STATED EXERCISE: Quote the data below in full, please, without altering anything.

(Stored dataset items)
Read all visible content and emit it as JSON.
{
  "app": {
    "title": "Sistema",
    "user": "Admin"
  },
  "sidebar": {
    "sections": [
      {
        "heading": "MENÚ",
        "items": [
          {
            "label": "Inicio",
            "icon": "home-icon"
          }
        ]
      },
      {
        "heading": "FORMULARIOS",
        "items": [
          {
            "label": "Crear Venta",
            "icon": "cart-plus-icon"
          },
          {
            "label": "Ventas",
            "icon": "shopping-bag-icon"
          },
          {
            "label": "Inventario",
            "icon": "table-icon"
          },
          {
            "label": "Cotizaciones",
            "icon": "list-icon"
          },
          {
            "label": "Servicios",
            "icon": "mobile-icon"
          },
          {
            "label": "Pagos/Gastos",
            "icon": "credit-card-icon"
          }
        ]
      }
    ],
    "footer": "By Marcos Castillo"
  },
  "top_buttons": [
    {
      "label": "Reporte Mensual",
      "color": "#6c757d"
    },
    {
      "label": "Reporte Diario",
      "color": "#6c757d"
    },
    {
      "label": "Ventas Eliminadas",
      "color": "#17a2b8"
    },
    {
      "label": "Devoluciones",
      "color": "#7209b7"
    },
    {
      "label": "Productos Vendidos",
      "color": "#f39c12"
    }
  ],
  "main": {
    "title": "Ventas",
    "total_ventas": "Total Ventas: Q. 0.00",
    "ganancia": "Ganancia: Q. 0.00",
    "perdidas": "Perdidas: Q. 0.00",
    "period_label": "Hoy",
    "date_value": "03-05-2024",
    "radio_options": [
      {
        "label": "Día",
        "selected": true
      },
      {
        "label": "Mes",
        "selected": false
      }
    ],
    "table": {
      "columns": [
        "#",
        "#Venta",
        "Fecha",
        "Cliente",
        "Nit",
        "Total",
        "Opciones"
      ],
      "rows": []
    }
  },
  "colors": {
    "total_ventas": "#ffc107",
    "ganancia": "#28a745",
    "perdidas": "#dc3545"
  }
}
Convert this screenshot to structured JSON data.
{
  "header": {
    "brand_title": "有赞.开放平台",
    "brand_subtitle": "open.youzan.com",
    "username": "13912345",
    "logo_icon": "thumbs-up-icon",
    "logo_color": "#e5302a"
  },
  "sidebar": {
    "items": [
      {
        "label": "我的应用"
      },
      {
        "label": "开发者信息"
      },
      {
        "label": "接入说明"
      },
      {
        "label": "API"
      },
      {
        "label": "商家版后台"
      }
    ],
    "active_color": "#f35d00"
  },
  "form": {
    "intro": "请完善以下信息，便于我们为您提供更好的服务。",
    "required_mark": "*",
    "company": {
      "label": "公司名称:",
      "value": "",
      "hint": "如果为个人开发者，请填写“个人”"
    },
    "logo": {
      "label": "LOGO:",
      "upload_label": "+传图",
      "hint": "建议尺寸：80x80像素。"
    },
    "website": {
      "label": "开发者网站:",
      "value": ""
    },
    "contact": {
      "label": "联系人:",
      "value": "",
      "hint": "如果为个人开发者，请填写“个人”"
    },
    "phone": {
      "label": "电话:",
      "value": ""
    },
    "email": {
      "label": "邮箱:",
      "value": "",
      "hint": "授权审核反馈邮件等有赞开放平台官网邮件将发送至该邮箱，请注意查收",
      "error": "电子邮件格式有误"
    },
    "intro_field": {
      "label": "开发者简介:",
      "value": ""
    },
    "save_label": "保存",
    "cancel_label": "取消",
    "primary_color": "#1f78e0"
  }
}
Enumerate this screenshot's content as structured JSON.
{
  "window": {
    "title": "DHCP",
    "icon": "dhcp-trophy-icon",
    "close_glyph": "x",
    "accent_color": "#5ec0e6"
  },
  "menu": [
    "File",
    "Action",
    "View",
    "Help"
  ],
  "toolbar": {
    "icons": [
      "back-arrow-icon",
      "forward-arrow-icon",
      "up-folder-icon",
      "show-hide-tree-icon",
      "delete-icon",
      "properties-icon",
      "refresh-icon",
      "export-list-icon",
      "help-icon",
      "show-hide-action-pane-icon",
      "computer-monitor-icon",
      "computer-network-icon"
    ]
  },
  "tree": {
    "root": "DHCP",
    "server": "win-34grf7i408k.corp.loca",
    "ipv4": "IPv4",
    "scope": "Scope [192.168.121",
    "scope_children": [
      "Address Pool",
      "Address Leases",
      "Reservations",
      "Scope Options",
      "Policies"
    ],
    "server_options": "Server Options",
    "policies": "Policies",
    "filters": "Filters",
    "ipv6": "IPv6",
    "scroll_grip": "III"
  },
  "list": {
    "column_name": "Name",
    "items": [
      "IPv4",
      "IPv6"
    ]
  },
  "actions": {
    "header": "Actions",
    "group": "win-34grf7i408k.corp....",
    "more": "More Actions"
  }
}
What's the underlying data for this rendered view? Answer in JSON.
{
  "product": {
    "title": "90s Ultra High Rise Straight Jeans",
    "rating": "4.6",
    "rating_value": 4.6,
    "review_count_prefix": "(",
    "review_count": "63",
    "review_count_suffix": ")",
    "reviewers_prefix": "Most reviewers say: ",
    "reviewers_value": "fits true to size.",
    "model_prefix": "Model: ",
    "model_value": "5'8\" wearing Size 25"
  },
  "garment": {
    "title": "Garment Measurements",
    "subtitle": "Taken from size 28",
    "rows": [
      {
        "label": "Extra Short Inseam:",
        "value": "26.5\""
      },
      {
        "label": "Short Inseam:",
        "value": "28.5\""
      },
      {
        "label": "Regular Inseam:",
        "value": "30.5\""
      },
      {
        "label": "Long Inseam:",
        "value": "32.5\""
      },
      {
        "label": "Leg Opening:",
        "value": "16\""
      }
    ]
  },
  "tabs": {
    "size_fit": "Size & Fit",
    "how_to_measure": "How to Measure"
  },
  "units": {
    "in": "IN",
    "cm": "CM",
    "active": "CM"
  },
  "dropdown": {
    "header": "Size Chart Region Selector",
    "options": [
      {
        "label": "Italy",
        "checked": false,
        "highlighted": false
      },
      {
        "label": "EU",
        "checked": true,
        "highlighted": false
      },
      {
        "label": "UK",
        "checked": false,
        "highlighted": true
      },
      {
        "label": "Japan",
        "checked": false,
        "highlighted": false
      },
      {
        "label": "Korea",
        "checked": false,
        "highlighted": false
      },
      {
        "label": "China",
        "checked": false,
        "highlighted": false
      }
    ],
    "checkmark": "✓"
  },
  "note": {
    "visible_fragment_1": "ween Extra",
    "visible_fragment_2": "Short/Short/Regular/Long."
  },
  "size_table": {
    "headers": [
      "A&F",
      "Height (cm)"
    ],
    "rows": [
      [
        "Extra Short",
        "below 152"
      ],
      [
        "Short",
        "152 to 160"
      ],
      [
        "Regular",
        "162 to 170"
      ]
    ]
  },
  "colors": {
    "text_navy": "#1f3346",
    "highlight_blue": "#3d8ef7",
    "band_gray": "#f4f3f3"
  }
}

SOLUTION FOR THIS PROBLEM:
Read all visible content and emit it as JSON.
{
  "app": {
    "title": "Sistema",
    "user": "Admin"
  },
  "sidebar": {
    "sections": [
      {
        "heading": "MENÚ",
        "items": [
          {
            "label": "Inicio",
            "icon": "home-icon"
          }
        ]
      },
      {
        "heading": "FORMULARIOS",
        "items": [
          {
            "label": "Crear Venta",
            "icon": "cart-plus-icon"
          },
          {
            "label": "Ventas",
            "icon": "shopping-bag-icon"
          },
          {
            "label": "Inventario",
            "icon": "table-icon"
          },
          {
            "label": "Cotizaciones",
            "icon": "list-icon"
          },
          {
            "label": "Servicios",
            "icon": "mobile-icon"
          },
          {
            "label": "Pagos/Gastos",
            "icon": "credit-card-icon"
          }
        ]
      }
    ],
    "footer": "By Marcos Castillo"
  },
  "top_buttons": [
    {
      "label": "Reporte Mensual",
      "color": "#6c757d"
    },
    {
      "label": "Reporte Diario",
      "color": "#6c757d"
    },
    {
      "label": "Ventas Eliminadas",
      "color": "#17a2b8"
    },
    {
      "label": "Devoluciones",
      "color": "#7209b7"
    },
    {
      "label": "Productos Vendidos",
      "color": "#f39c12"
    }
  ],
  "main": {
    "title": "Ventas",
    "total_ventas": "Total Ventas: Q. 0.00",
    "ganancia": "Ganancia: Q. 0.00",
    "perdidas": "Perdidas: Q. 0.00",
    "period_label": "Hoy",
    "date_value": "03-05-2024",
    "radio_options": [
      {
        "label": "Día",
        "selected": true
      },
      {
        "label": "Mes",
        "selected": false
      }
    ],
    "table": {
      "columns": [
        "#",
        "#Venta",
        "Fecha",
        "Cliente",
        "Nit",
        "Total",
        "Opciones"
      ],
      "rows": []
    }
  },
  "colors": {
    "total_ventas": "#ffc107",
    "ganancia": "#28a745",
    "perdidas": "#dc3545"
  }
}
Convert this screenshot to structured JSON data.
{
  "header": {
    "brand_title": "有赞.开放平台",
    "brand_subtitle": "open.youzan.com",
    "username": "13912345",
    "logo_icon": "thumbs-up-icon",
    "logo_color": "#e5302a"
  },
  "sidebar": {
    "items": [
      {
        "label": "我的应用"
      },
      {
        "label": "开发者信息"
      },
      {
        "label": "接入说明"
      },
      {
        "label": "API"
      },
      {
        "label": "商家版后台"
      }
    ],
    "active_color": "#f35d00"
  },
  "form": {
    "intro": "请完善以下信息，便于我们为您提供更好的服务。",
    "required_mark": "*",
    "company": {
      "label": "公司名称:",
      "value": "",
      "hint": "如果为个人开发者，请填写“个人”"
    },
    "logo": {
      "label": "LOGO:",
      "upload_label": "+传图",
      "hint": "建议尺寸：80x80像素。"
    },
    "website": {
      "label": "开发者网站:",
      "value": ""
    },
    "contact": {
      "label": "联系人:",
      "value": "",
      "hint": "如果为个人开发者，请填写“个人”"
    },
    "phone": {
      "label": "电话:",
      "value": ""
    },
    "email": {
      "label": "邮箱:",
      "value": "",
      "hint": "授权审核反馈邮件等有赞开放平台官网邮件将发送至该邮箱，请注意查收",
      "error": "电子邮件格式有误"
    },
    "intro_field": {
      "label": "开发者简介:",
      "value": ""
    },
    "save_label": "保存",
    "cancel_label": "取消",
    "primary_color": "#1f78e0"
  }
}
Enumerate this screenshot's content as structured JSON.
{
  "window": {
    "title": "DHCP",
    "icon": "dhcp-trophy-icon",
    "close_glyph": "x",
    "accent_color": "#5ec0e6"
  },
  "menu": [
    "File",
    "Action",
    "View",
    "Help"
  ],
  "toolbar": {
    "icons": [
      "back-arrow-icon",
      "forward-arrow-icon",
      "up-folder-icon",
      "show-hide-tree-icon",
      "delete-icon",
      "properties-icon",
      "refresh-icon",
      "export-list-icon",
      "help-icon",
      "show-hide-action-pane-icon",
      "computer-monitor-icon",
      "computer-network-icon"
    ]
  },
  "tree": {
    "root": "DHCP",
    "server": "win-34grf7i408k.corp.loca",
    "ipv4": "IPv4",
    "scope": "Scope [192.168.121",
    "scope_children": [
      "Address Pool",
      "Address Leases",
      "Reservations",
      "Scope Options",
      "Policies"
    ],
    "server_options": "Server Options",
    "policies": "Policies",
    "filters": "Filters",
    "ipv6": "IPv6",
    "scroll_grip": "III"
  },
  "list": {
    "column_name": "Name",
    "items": [
      "IPv4",
      "IPv6"
    ]
  },
  "actions": {
    "header": "Actions",
    "group": "win-34grf7i408k.corp....",
    "more": "More Actions"
  }
}
What's the underlying data for this rendered view? Answer in JSON.
{
  "product": {
    "title": "90s Ultra High Rise Straight Jeans",
    "rating": "4.6",
    "rating_value": 4.6,
    "review_count_prefix": "(",
    "review_count": "63",
    "review_count_suffix": ")",
    "reviewers_prefix": "Most reviewers say: ",
    "reviewers_value": "fits true to size.",
    "model_prefix": "Model: ",
    "model_value": "5'8\" wearing Size 25"
  },
  "garment": {
    "title": "Garment Measurements",
    "subtitle": "Taken from size 28",
    "rows": [
      {
        "label": "Extra Short Inseam:",
        "value": "26.5\""
      },
      {
        "label": "Short Inseam:",
        "value": "28.5\""
      },
      {
        "label": "Regular Inseam:",
        "value": "30.5\""
      },
      {
        "label": "Long Inseam:",
        "value": "32.5\""
      },
      {
        "label": "Leg Opening:",
        "value": "16\""
      }
    ]
  },
  "tabs": {
    "size_fit": "Size & Fit",
    "how_to_measure": "How to Measure"
  },
  "units": {
    "in": "IN",
    "cm": "CM",
    "active": "CM"
  },
  "dropdown": {
    "header": "Size Chart Region Selector",
    "options": [
      {
        "label": "Italy",
        "checked": false,
        "highlighted": false
      },
      {
        "label": "EU",
        "checked": true,
        "highlighted": false
      },
      {
        "label": "UK",
        "checked": false,
        "highlighted": true
      },
      {
        "label": "Japan",
        "checked": false,
        "highlighted": false
      },
      {
        "label": "Korea",
        "checked": false,
        "highlighted": false
      },
      {
        "label": "China",
        "checked": false,
        "highlighted": false
      }
    ],
    "checkmark": "✓"
  },
  "note": {
    "visible_fragment_1": "ween Extra",
    "visible_fragment_2": "Short/Short/Regular/Long."
  },
  "size_table": {
    "headers": [
      "A&F",
      "Height (cm)"
    ],
    "rows": [
      [
        "Extra Short",
        "below 152"
      ],
      [
        "Short",
        "152 to 160"
      ],
      [
        "Regular",
        "162 to 170"
      ]
    ]
  },
  "colors": {
    "text_navy": "#1f3346",
    "highlight_blue": "#3d8ef7",
    "band_gray": "#f4f3f3"
  }
}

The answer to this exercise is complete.